(Annotated element listings)
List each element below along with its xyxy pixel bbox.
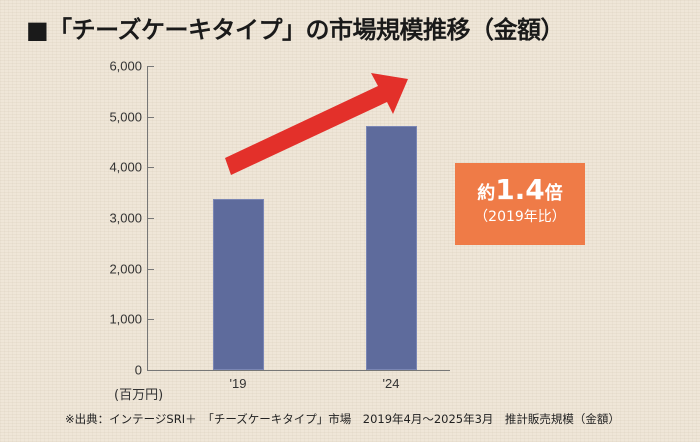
ytick-1000: 1,000 [109, 311, 142, 327]
tick-mark [147, 117, 154, 118]
tick-mark [147, 269, 154, 270]
xlabel-2024: '24 [382, 376, 400, 391]
bar-2019 [213, 199, 264, 370]
bar-2024 [366, 126, 417, 370]
source-note: ※出典：インテージSRI＋ 「チーズケーキタイプ」市場 2019年4月～2025… [65, 412, 620, 426]
tick-mark [147, 66, 154, 67]
tick-mark [147, 167, 154, 168]
ytick-3000: 3,000 [109, 210, 142, 226]
ytick-6000: 6,000 [109, 58, 142, 74]
ytick-4000: 4,000 [109, 159, 142, 175]
ytick-2000: 2,000 [109, 261, 142, 277]
growth-main: 約1.4倍 [477, 173, 563, 206]
x-axis [147, 370, 450, 371]
growth-callout: 約1.4倍 （2019年比） [455, 163, 585, 245]
ytick-0: 0 [134, 362, 142, 378]
y-axis-unit: (百万円) [114, 388, 164, 403]
tick-mark [147, 319, 154, 320]
ytick-5000: 5,000 [109, 109, 142, 125]
chart-title: ■「チーズケーキタイプ」の市場規模推移（金額） [26, 16, 564, 44]
xlabel-2019: '19 [229, 376, 247, 391]
tick-mark [147, 218, 154, 219]
growth-sub: （2019年比） [474, 209, 566, 225]
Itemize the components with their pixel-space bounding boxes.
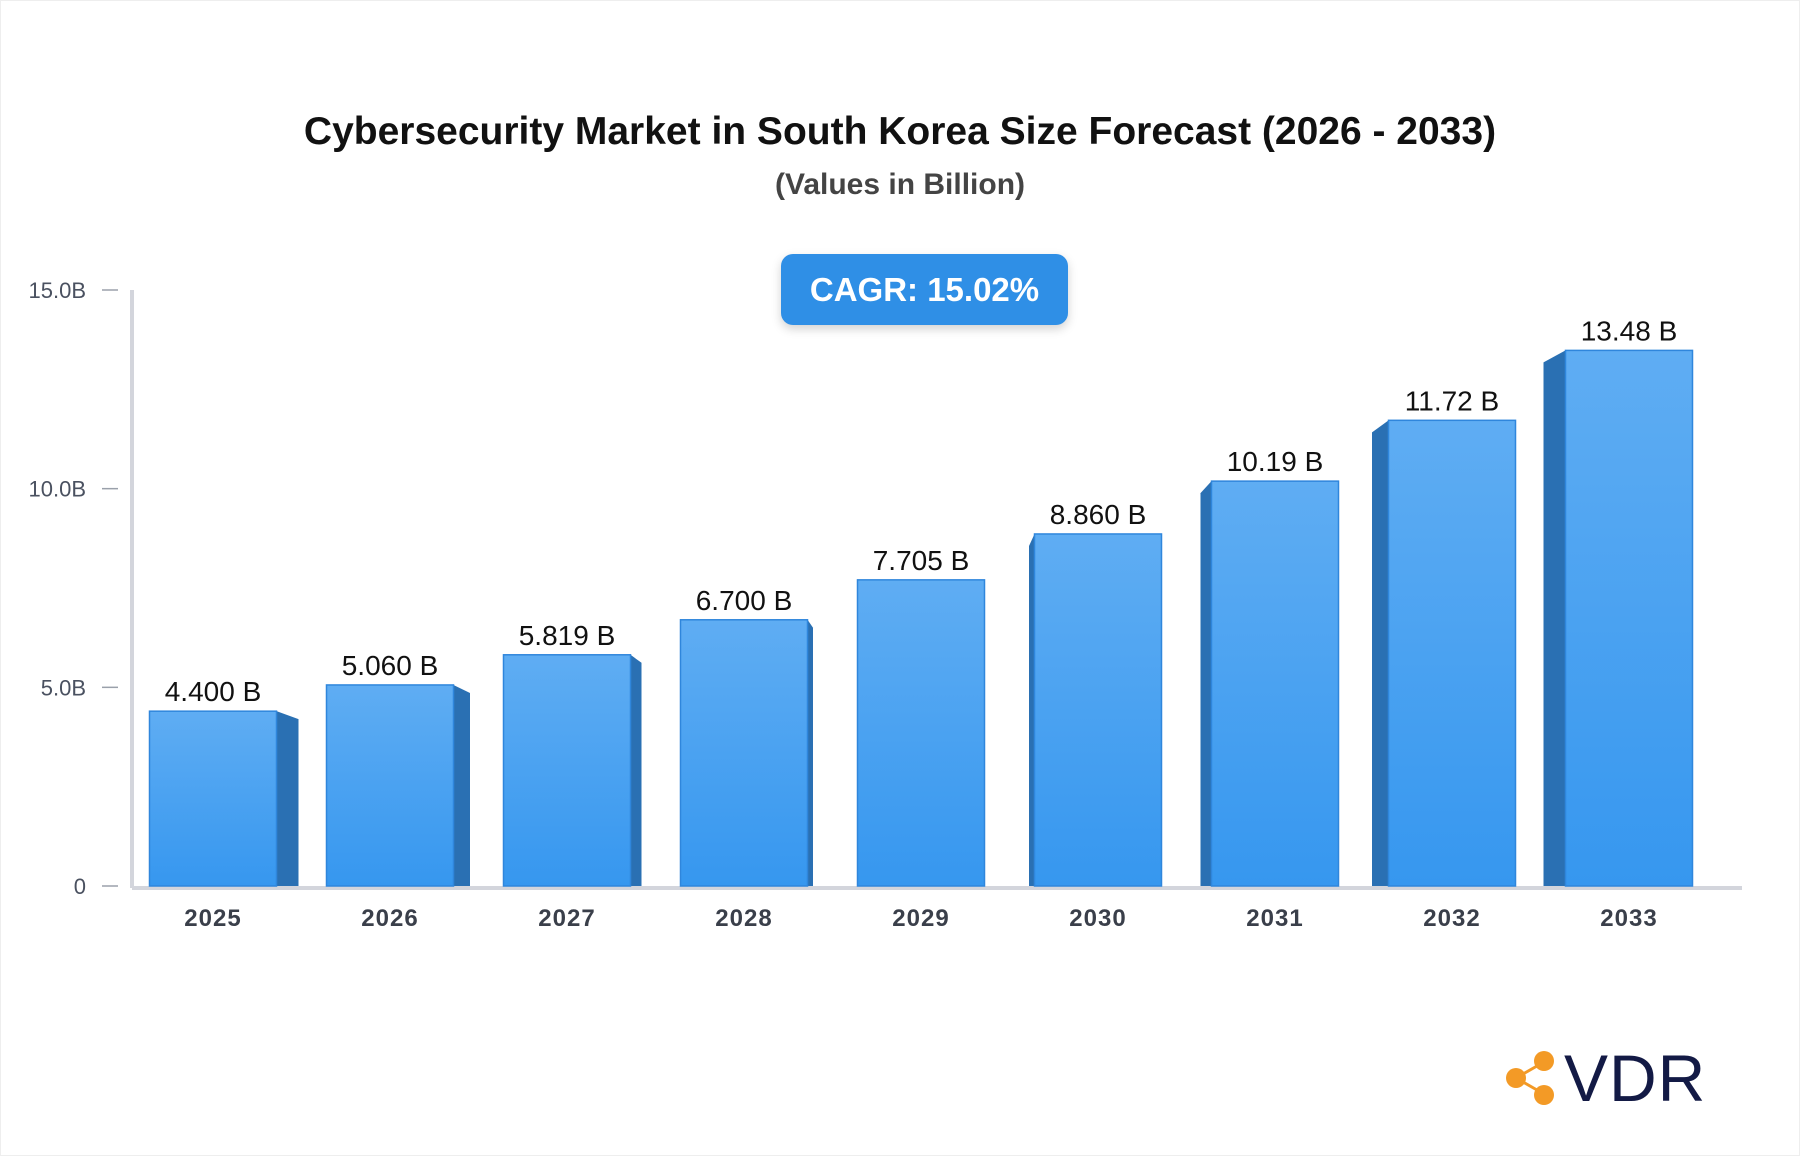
vdr-logo: VDR xyxy=(1504,1040,1706,1116)
bar xyxy=(1387,419,1517,887)
bar xyxy=(148,710,278,887)
x-tick-label: 2028 xyxy=(715,905,772,932)
chart-title: Cybersecurity Market in South Korea Size… xyxy=(303,110,1497,153)
y-tick-label: 15.0B xyxy=(29,278,87,303)
data-label: 8.860 B xyxy=(1050,499,1147,530)
bar-side xyxy=(1372,420,1389,886)
bar-side xyxy=(630,654,642,886)
data-label: 5.819 B xyxy=(519,620,616,651)
data-label: 6.700 B xyxy=(696,585,793,616)
data-label: 10.19 B xyxy=(1227,446,1324,477)
x-tick-label: 2026 xyxy=(361,905,418,932)
bar xyxy=(1564,349,1694,887)
data-label: 4.400 B xyxy=(165,676,262,707)
bar-side xyxy=(453,684,470,886)
bar-side xyxy=(807,619,813,886)
x-tick-label: 2027 xyxy=(538,905,595,932)
bar xyxy=(856,579,986,887)
logo-text: VDR xyxy=(1564,1041,1707,1115)
x-tick-label: 2031 xyxy=(1246,905,1303,932)
data-label: 11.72 B xyxy=(1405,385,1499,416)
bar xyxy=(325,684,455,887)
x-tick-label: 2029 xyxy=(892,905,949,932)
data-label: 7.705 B xyxy=(873,545,970,576)
x-tick-label: 2033 xyxy=(1600,905,1657,932)
share-nodes-icon xyxy=(1506,1051,1554,1105)
y-tick-label: 5.0B xyxy=(41,675,86,700)
bar xyxy=(1033,533,1163,887)
y-tick-label: 10.0B xyxy=(29,477,87,502)
chart-subtitle: (Values in Billion) xyxy=(774,168,1026,201)
cagr-badge: CAGR: 15.02% xyxy=(781,254,1068,325)
bar-side xyxy=(1029,533,1035,886)
bar-side xyxy=(276,711,299,886)
x-tick-label: 2032 xyxy=(1423,905,1480,932)
bar xyxy=(502,654,632,887)
bar-side xyxy=(1200,481,1212,886)
bar-side xyxy=(1543,350,1566,886)
data-label: 5.060 B xyxy=(342,650,439,681)
data-label: 13.48 B xyxy=(1581,315,1678,346)
y-tick-label: 0 xyxy=(74,874,86,899)
x-tick-label: 2025 xyxy=(184,905,241,932)
bar xyxy=(679,619,809,887)
x-tick-label: 2030 xyxy=(1069,905,1126,932)
bar xyxy=(1210,480,1340,887)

> [Exercise objective]
Copy out every line of the rows above word for word, leaving out the pictures.

> [The completed task]
List each element below along with its xyxy pixel bbox.
ytick-1000: 1,000 [109, 311, 142, 327]
tick-mark [147, 117, 154, 118]
tick-mark [147, 269, 154, 270]
xlabel-2024: '24 [382, 376, 400, 391]
bar-2019 [213, 199, 264, 370]
bar-2024 [366, 126, 417, 370]
source-note: ※出典：インテージSRI＋ 「チーズケーキタイプ」市場 2019年4月～2025… [65, 412, 620, 426]
tick-mark [147, 66, 154, 67]
tick-mark [147, 167, 154, 168]
ytick-3000: 3,000 [109, 210, 142, 226]
ytick-6000: 6,000 [109, 58, 142, 74]
ytick-4000: 4,000 [109, 159, 142, 175]
ytick-2000: 2,000 [109, 261, 142, 277]
growth-main: 約1.4倍 [477, 173, 563, 206]
x-axis [147, 370, 450, 371]
growth-callout: 約1.4倍 （2019年比） [455, 163, 585, 245]
ytick-0: 0 [134, 362, 142, 378]
y-axis-unit: (百万円) [114, 388, 164, 403]
tick-mark [147, 319, 154, 320]
ytick-5000: 5,000 [109, 109, 142, 125]
chart-title: ■「チーズケーキタイプ」の市場規模推移（金額） [26, 16, 564, 44]
xlabel-2019: '19 [229, 376, 247, 391]
tick-mark [147, 218, 154, 219]
growth-sub: （2019年比） [474, 209, 566, 225]
Itemize the components with their pixel-space bounding boxes.
vdr-logo: VDR xyxy=(1504,1040,1706,1116)
bar xyxy=(1387,419,1517,887)
bar xyxy=(148,710,278,887)
x-tick-label: 2028 xyxy=(715,905,772,932)
chart-title: Cybersecurity Market in South Korea Size… xyxy=(303,110,1497,153)
y-tick-label: 15.0B xyxy=(29,278,87,303)
data-label: 8.860 B xyxy=(1050,499,1147,530)
bar-side xyxy=(1372,420,1389,886)
bar-side xyxy=(630,654,642,886)
data-label: 5.819 B xyxy=(519,620,616,651)
data-label: 6.700 B xyxy=(696,585,793,616)
data-label: 10.19 B xyxy=(1227,446,1324,477)
x-tick-label: 2026 xyxy=(361,905,418,932)
bar xyxy=(1564,349,1694,887)
data-label: 4.400 B xyxy=(165,676,262,707)
bar-side xyxy=(453,684,470,886)
bar-side xyxy=(807,619,813,886)
x-tick-label: 2027 xyxy=(538,905,595,932)
bar xyxy=(856,579,986,887)
logo-text: VDR xyxy=(1564,1041,1707,1115)
x-tick-label: 2031 xyxy=(1246,905,1303,932)
data-label: 11.72 B xyxy=(1405,385,1499,416)
bar xyxy=(325,684,455,887)
x-tick-label: 2029 xyxy=(892,905,949,932)
data-label: 7.705 B xyxy=(873,545,970,576)
x-tick-label: 2033 xyxy=(1600,905,1657,932)
share-nodes-icon xyxy=(1506,1051,1554,1105)
y-tick-label: 5.0B xyxy=(41,675,86,700)
bar xyxy=(1033,533,1163,887)
y-tick-label: 10.0B xyxy=(29,477,87,502)
chart-subtitle: (Values in Billion) xyxy=(774,168,1026,201)
cagr-badge: CAGR: 15.02% xyxy=(781,254,1068,325)
bar-side xyxy=(1029,533,1035,886)
bar-side xyxy=(276,711,299,886)
x-tick-label: 2032 xyxy=(1423,905,1480,932)
bar xyxy=(502,654,632,887)
bar-side xyxy=(1200,481,1212,886)
bar-side xyxy=(1543,350,1566,886)
data-label: 5.060 B xyxy=(342,650,439,681)
data-label: 13.48 B xyxy=(1581,315,1678,346)
y-tick-label: 0 xyxy=(74,874,86,899)
x-tick-label: 2025 xyxy=(184,905,241,932)
bar xyxy=(679,619,809,887)
x-tick-label: 2030 xyxy=(1069,905,1126,932)
bar xyxy=(1210,480,1340,887)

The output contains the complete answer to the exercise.